## Given exercise
Emit the line that holds "Give me the" and all lines following it through the end of the data, verbatim, and nothing else.

## Records provided

---

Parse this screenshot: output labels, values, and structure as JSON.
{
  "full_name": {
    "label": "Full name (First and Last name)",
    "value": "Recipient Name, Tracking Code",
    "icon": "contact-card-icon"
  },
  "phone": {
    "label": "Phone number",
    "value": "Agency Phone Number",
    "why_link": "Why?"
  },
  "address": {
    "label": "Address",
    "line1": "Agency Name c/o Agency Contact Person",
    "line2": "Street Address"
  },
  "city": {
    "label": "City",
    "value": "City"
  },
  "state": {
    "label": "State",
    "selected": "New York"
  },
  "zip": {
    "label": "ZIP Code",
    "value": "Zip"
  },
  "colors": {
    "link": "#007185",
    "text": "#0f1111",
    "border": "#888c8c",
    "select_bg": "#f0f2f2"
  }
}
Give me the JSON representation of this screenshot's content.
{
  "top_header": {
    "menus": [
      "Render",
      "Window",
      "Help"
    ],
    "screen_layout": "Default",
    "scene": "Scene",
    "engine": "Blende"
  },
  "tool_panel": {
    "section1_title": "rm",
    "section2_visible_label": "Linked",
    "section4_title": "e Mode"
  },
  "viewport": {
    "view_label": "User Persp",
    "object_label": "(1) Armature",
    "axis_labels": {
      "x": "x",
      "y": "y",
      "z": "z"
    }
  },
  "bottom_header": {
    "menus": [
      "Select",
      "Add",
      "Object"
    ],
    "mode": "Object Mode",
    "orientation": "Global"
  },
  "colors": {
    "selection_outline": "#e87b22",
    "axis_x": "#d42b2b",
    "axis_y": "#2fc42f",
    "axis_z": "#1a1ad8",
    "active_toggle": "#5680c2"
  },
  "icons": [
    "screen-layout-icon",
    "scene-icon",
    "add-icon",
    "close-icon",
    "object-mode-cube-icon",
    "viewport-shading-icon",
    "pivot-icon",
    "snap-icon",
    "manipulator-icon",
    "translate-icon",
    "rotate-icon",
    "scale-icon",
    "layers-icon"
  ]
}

---

## Right answer
Give me the JSON representation of this screenshot's content.
{
  "top_header": {
    "menus": [
      "Render",
      "Window",
      "Help"
    ],
    "screen_layout": "Default",
    "scene": "Scene",
    "engine": "Blende"
  },
  "tool_panel": {
    "section1_title": "rm",
    "section2_visible_label": "Linked",
    "section4_title": "e Mode"
  },
  "viewport": {
    "view_label": "User Persp",
    "object_label": "(1) Armature",
    "axis_labels": {
      "x": "x",
      "y": "y",
      "z": "z"
    }
  },
  "bottom_header": {
    "menus": [
      "Select",
      "Add",
      "Object"
    ],
    "mode": "Object Mode",
    "orientation": "Global"
  },
  "colors": {
    "selection_outline": "#e87b22",
    "axis_x": "#d42b2b",
    "axis_y": "#2fc42f",
    "axis_z": "#1a1ad8",
    "active_toggle": "#5680c2"
  },
  "icons": [
    "screen-layout-icon",
    "scene-icon",
    "add-icon",
    "close-icon",
    "object-mode-cube-icon",
    "viewport-shading-icon",
    "pivot-icon",
    "snap-icon",
    "manipulator-icon",
    "translate-icon",
    "rotate-icon",
    "scale-icon",
    "layers-icon"
  ]
}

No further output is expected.